Brief: Check each line below for the word "name" and give the number of lines that have it, nothing more.

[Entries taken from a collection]

········

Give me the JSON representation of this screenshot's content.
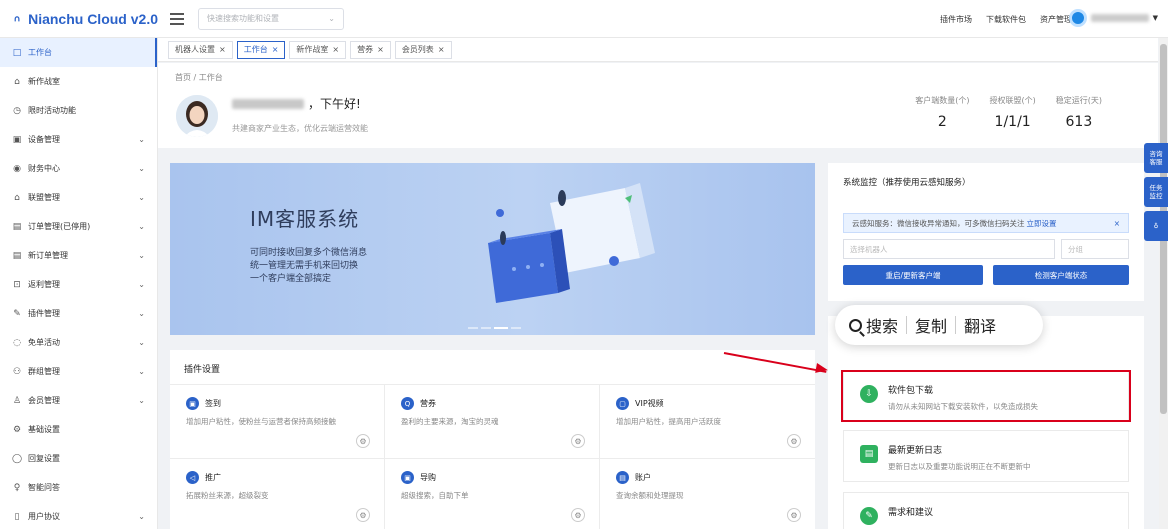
{
  "app": {
    "logo_text": "Nianchu Cloud v2.0",
    "search_placeholder": "快速搜索功能和设置",
    "top_links": [
      "插件市场",
      "下载软件包",
      "资产管理"
    ]
  },
  "sidebar": {
    "items": [
      {
        "label": "工作台",
        "icon": "□",
        "active": true,
        "expandable": false
      },
      {
        "label": "新作战室",
        "icon": "⌂",
        "active": false,
        "expandable": false
      },
      {
        "label": "限时活动功能",
        "icon": "◷",
        "active": false,
        "expandable": false
      },
      {
        "label": "设备管理",
        "icon": "▣",
        "active": false,
        "expandable": true
      },
      {
        "label": "财务中心",
        "icon": "◉",
        "active": false,
        "expandable": true
      },
      {
        "label": "联盟管理",
        "icon": "⌂",
        "active": false,
        "expandable": true
      },
      {
        "label": "订单管理(已停用)",
        "icon": "▤",
        "active": false,
        "expandable": true
      },
      {
        "label": "新订单管理",
        "icon": "▤",
        "active": false,
        "expandable": true
      },
      {
        "label": "返利管理",
        "icon": "⊡",
        "active": false,
        "expandable": true
      },
      {
        "label": "插件管理",
        "icon": "✎",
        "active": false,
        "expandable": true
      },
      {
        "label": "免单活动",
        "icon": "◌",
        "active": false,
        "expandable": true
      },
      {
        "label": "群组管理",
        "icon": "⚇",
        "active": false,
        "expandable": true
      },
      {
        "label": "会员管理",
        "icon": "♙",
        "active": false,
        "expandable": true
      },
      {
        "label": "基础设置",
        "icon": "⚙",
        "active": false,
        "expandable": false
      },
      {
        "label": "回复设置",
        "icon": "◯",
        "active": false,
        "expandable": false
      },
      {
        "label": "智能问答",
        "icon": "♀",
        "active": false,
        "expandable": false
      },
      {
        "label": "用户协议",
        "icon": "▯",
        "active": false,
        "expandable": true
      }
    ]
  },
  "tabs": [
    {
      "label": "机器人设置",
      "active": false
    },
    {
      "label": "工作台",
      "active": true
    },
    {
      "label": "新作战室",
      "active": false
    },
    {
      "label": "营券",
      "active": false
    },
    {
      "label": "会员列表",
      "active": false
    }
  ],
  "header": {
    "breadcrumb": "首页 / 工作台",
    "greeting": "，下午好!",
    "subtitle": "共建商家产业生态，优化云端运营效能",
    "stats": [
      {
        "label": "客户端数量(个)",
        "value": "2"
      },
      {
        "label": "授权联盟(个)",
        "value": "1/1/1"
      },
      {
        "label": "稳定运行(天)",
        "value": "613"
      }
    ]
  },
  "banner": {
    "title": "IM客服系统",
    "lines": [
      "可同时接收回复多个微信消息",
      "统一管理无需手机来回切换",
      "一个客户端全部搞定"
    ]
  },
  "plugins": {
    "title": "插件设置",
    "items": [
      {
        "name": "签到",
        "desc": "增加用户粘性，使粉丝与运营者保持高频接触",
        "icon": "▣"
      },
      {
        "name": "营券",
        "desc": "盈利的主要来源，淘宝的灵魂",
        "icon": "Q"
      },
      {
        "name": "VIP视频",
        "desc": "增加用户粘性，提高用户活跃度",
        "icon": "▢"
      },
      {
        "name": "推广",
        "desc": "拓展粉丝来源，超级裂变",
        "icon": "◁"
      },
      {
        "name": "导购",
        "desc": "超级搜索，自助下单",
        "icon": "▣"
      },
      {
        "name": "账户",
        "desc": "查询余额和处理提现",
        "icon": "▤"
      }
    ]
  },
  "monitor": {
    "title": "系统监控（推荐使用云感知服务）",
    "notice_text": "云感知服务：微信接收异常通知，可多微信扫码关注",
    "notice_link": "立即设置",
    "robot_placeholder": "选择机器人",
    "group_placeholder": "分组",
    "restart_button": "重启/更新客户端",
    "check_button": "检测客户端状态"
  },
  "popup": {
    "search": "搜索",
    "copy": "复制",
    "translate": "翻译"
  },
  "right_cards": [
    {
      "title": "软件包下载",
      "desc": "请勿从未知网站下载安装软件，以免造成损失",
      "icon": "⇩"
    },
    {
      "title": "最新更新日志",
      "desc": "更新日志以及重要功能说明正在不断更新中",
      "icon": "▤"
    },
    {
      "title": "需求和建议",
      "desc": "",
      "icon": "✎"
    }
  ],
  "float_buttons": [
    {
      "label": "咨询\n客服"
    },
    {
      "label": "任务\n监控"
    },
    {
      "label": "♁"
    }
  ],
  "colors": {
    "accent": "#2b62c9",
    "highlight": "#d9001b",
    "card_icon": "#2fb15f"
  }
}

········

Expected answer: 6